▶ Exercise aim
Images are excluded; otherwise, output every record exactly.

Dataset items:
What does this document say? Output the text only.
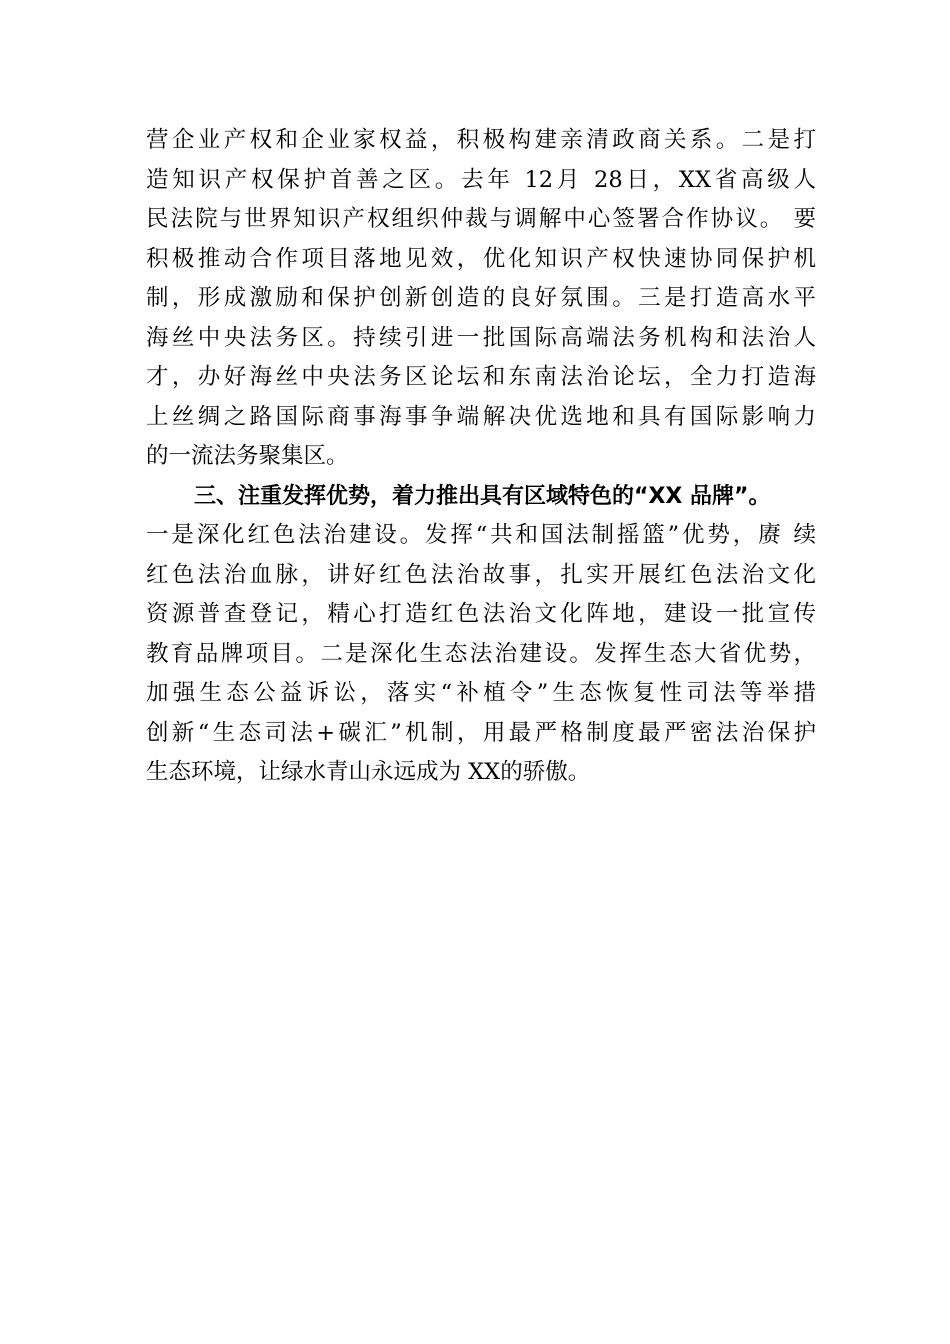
营企业产权和企业家权益，积极构建亲清政商关系。二是打
造知识产权保护首善之区。去年 12月 28日，XX省高级人
民法院与世界知识产权组织仲裁与调解中心签署合作协议。 要
积极推动合作项目落地见效，优化知识产权快速协同保护机
制，形成激励和保护创新创造的良好氛围。三是打造高水平
海丝中央法务区。持续引进一批国际高端法务机构和法治人
才，办好海丝中央法务区论坛和东南法治论坛，全力打造海
上丝绸之路国际商事海事争端解决优选地和具有国际影响力
的一流法务聚集区。
三、注重发挥优势，着力推出具有区域特色的“XX 品牌”。
一是深化红色法治建设。发挥“共和国法制摇篮”优势，赓 续
红色法治血脉，讲好红色法治故事，扎实开展红色法治文化
资源普查登记，精心打造红色法治文化阵地，建设一批宣传
教育品牌项目。二是深化生态法治建设。发挥生态大省优势，
加强生态公益诉讼，落实“补植令”生态恢复性司法等举措
创新“生态司法+碳汇”机制，用最严格制度最严密法治保护
生态环境，让绿水青山永远成为 XX的骄傲。
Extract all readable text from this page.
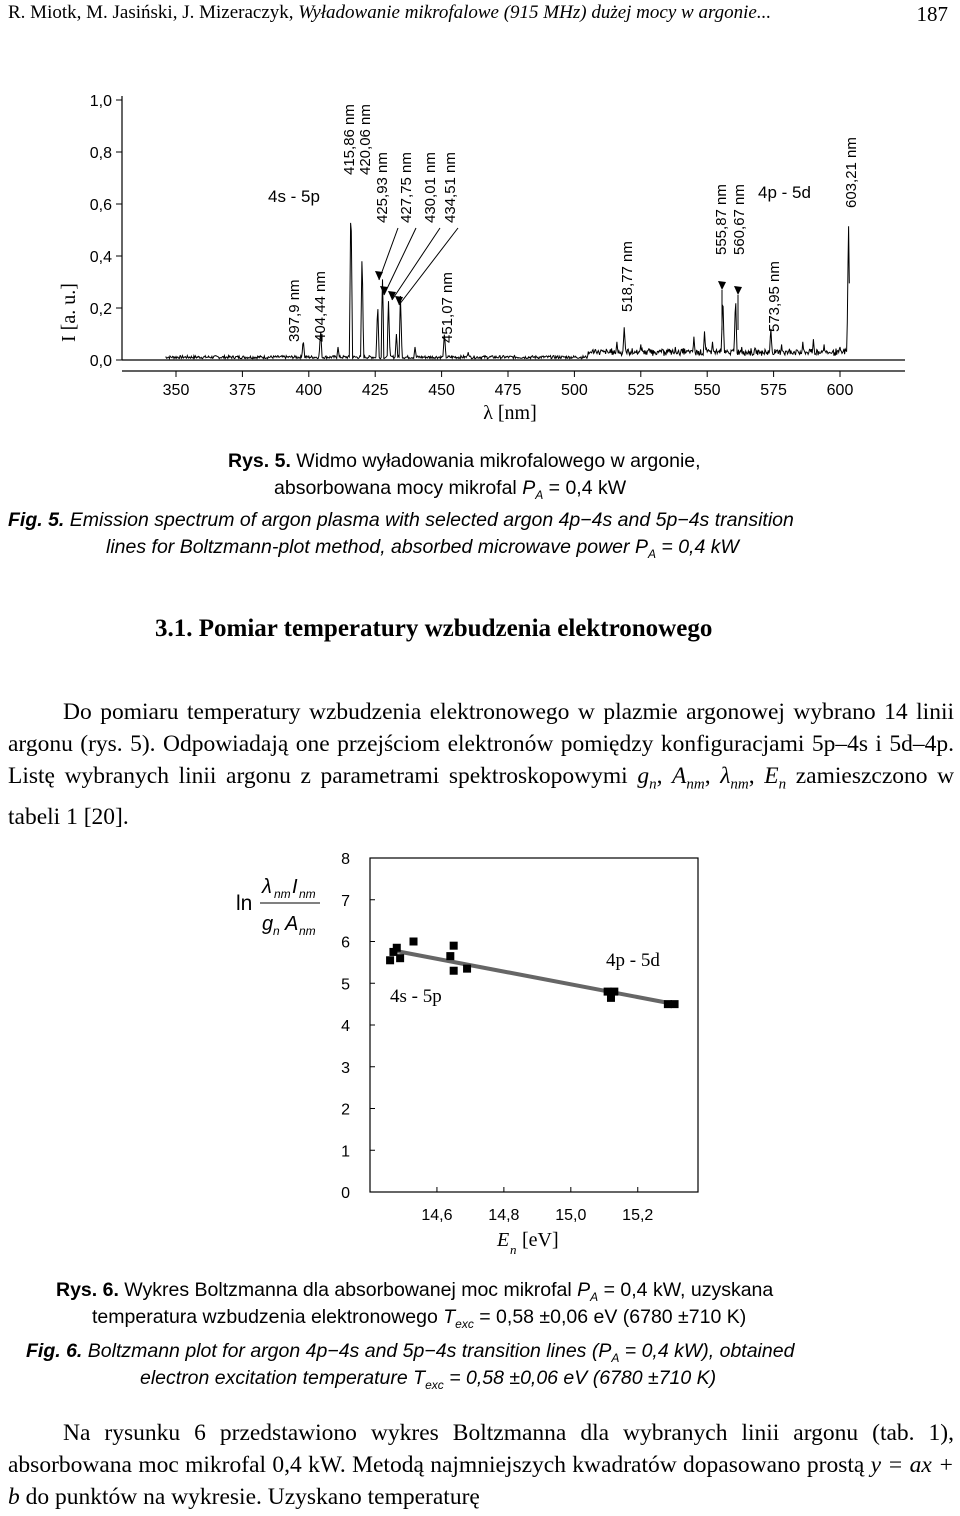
R. Miotk, M. Jasiński, J. Mizeraczyk, Wyładowanie mikrofalowe (915 MHz) dużej mocy w argonie...	187
0,0
0,2
0,4
0,6
0,8
1,0
350 375 400 425 450 475 500 525 550 575 600
397,9 nm 404,44 nm
415,86 nm 420,06 nm
425,93 nm 427,75 nm 430,01 nm 434,51 nm
451,07 nm	518,77 nm
555,87 nm 560,67 nm
573,95 nm
603,21 nm
I [a. u.]
λ [nm]
4s - 5p	4p - 5d
Rys. 5. Widmo wyładowania mikrofalowego w argonie,
absorbowana mocy mikrofal $P_A = 0,4$ kW
Fig. 5. Emission spectrum of argon plasma with selected argon 4p−4s and 5p−4s transition
lines for Boltzmann-plot method, absorbed microwave power $P_A = 0,4$ kW
3.1. Pomiar temperatury wzbudzenia elektronowego
Do pomiaru temperatury wzbudzenia elektronowego w plazmie argonowej wybrano 14 linii argonu (rys. 5). Odpowiadają one przejściom elektronów pomiędzy konfiguracjami 5p–4s i 5d–4p. Listę wybranych linii argonu z parametrami spektroskopowymi $g_n$, $A_{nm}$, $\lambda_{nm}$, $E_n$ zamieszczono w tabeli 1 [20].
0
1
2
3
4
5
6
7
8
14,6 14,8 15,0 15,2
4s - 5p
4p - 5d
E n [eV]
ln
λ nm I nm
g n A nm
Rys. 6. Wykres Boltzmanna dla absorbowanej moc mikrofal $P_A = 0,4$ kW, uzyskana
temperatura wzbudzenia elektronowego $T_{exc} = 0,58 \pm 0,06$ eV (6780 ±710 K)
Fig. 6. Boltzmann plot for argon 4p−4s and 5p−4s transition lines ($P_A = 0,4$ kW), obtained
electron excitation temperature $T_{exc} = 0,58 \pm 0,06$ eV (6780 ±710 K)
Na rysunku 6 przedstawiono wykres Boltzmanna dla wybranych linii argonu (tab. 1), absorbowana moc mikrofal 0,4 kW. Metodą najmniejszych kwadratów dopasowano prostą y = ax + b do punktów na wykresie. Uzyskano temperaturę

▶ Correct answer
What does this document say? Output the text only.
营企业产权和企业家权益，积极构建亲清政商关系。二是打
造知识产权保护首善之区。去年 12月 28日，XX省高级人
民法院与世界知识产权组织仲裁与调解中心签署合作协议。 要
积极推动合作项目落地见效，优化知识产权快速协同保护机
制，形成激励和保护创新创造的良好氛围。三是打造高水平
海丝中央法务区。持续引进一批国际高端法务机构和法治人
才，办好海丝中央法务区论坛和东南法治论坛，全力打造海
上丝绸之路国际商事海事争端解决优选地和具有国际影响力
的一流法务聚集区。
三、注重发挥优势，着力推出具有区域特色的“XX 品牌”。
一是深化红色法治建设。发挥“共和国法制摇篮”优势，赓 续
红色法治血脉，讲好红色法治故事，扎实开展红色法治文化
资源普查登记，精心打造红色法治文化阵地，建设一批宣传
教育品牌项目。二是深化生态法治建设。发挥生态大省优势，
加强生态公益诉讼，落实“补植令”生态恢复性司法等举措
创新“生态司法+碳汇”机制，用最严格制度最严密法治保护
生态环境，让绿水青山永远成为 XX的骄傲。
Extract all readable text from this page.
R. Miotk, M. Jasiński, J. Mizeraczyk, Wyładowanie mikrofalowe (915 MHz) dużej mocy w argonie...	187
0,0
0,2
0,4
0,6
0,8
1,0
350 375 400 425 450 475 500 525 550 575 600
397,9 nm 404,44 nm
415,86 nm 420,06 nm
425,93 nm 427,75 nm 430,01 nm 434,51 nm
451,07 nm	518,77 nm
555,87 nm 560,67 nm
573,95 nm
603,21 nm
I [a. u.]
λ [nm]
4s - 5p	4p - 5d
Rys. 5. Widmo wyładowania mikrofalowego w argonie,
absorbowana mocy mikrofal $P_A = 0,4$ kW
Fig. 5. Emission spectrum of argon plasma with selected argon 4p−4s and 5p−4s transition
lines for Boltzmann-plot method, absorbed microwave power $P_A = 0,4$ kW
3.1. Pomiar temperatury wzbudzenia elektronowego
Do pomiaru temperatury wzbudzenia elektronowego w plazmie argonowej wybrano 14 linii argonu (rys. 5). Odpowiadają one przejściom elektronów pomiędzy konfiguracjami 5p–4s i 5d–4p. Listę wybranych linii argonu z parametrami spektroskopowymi $g_n$, $A_{nm}$, $\lambda_{nm}$, $E_n$ zamieszczono w tabeli 1 [20].
0
1
2
3
4
5
6
7
8
14,6 14,8 15,0 15,2
4s - 5p
4p - 5d
E n [eV]
ln
λ nm I nm
g n A nm
Rys. 6. Wykres Boltzmanna dla absorbowanej moc mikrofal $P_A = 0,4$ kW, uzyskana
temperatura wzbudzenia elektronowego $T_{exc} = 0,58 \pm 0,06$ eV (6780 ±710 K)
Fig. 6. Boltzmann plot for argon 4p−4s and 5p−4s transition lines ($P_A = 0,4$ kW), obtained
electron excitation temperature $T_{exc} = 0,58 \pm 0,06$ eV (6780 ±710 K)
Na rysunku 6 przedstawiono wykres Boltzmanna dla wybranych linii argonu (tab. 1), absorbowana moc mikrofal 0,4 kW. Metodą najmniejszych kwadratów dopasowano prostą y = ax + b do punktów na wykresie. Uzyskano temperaturę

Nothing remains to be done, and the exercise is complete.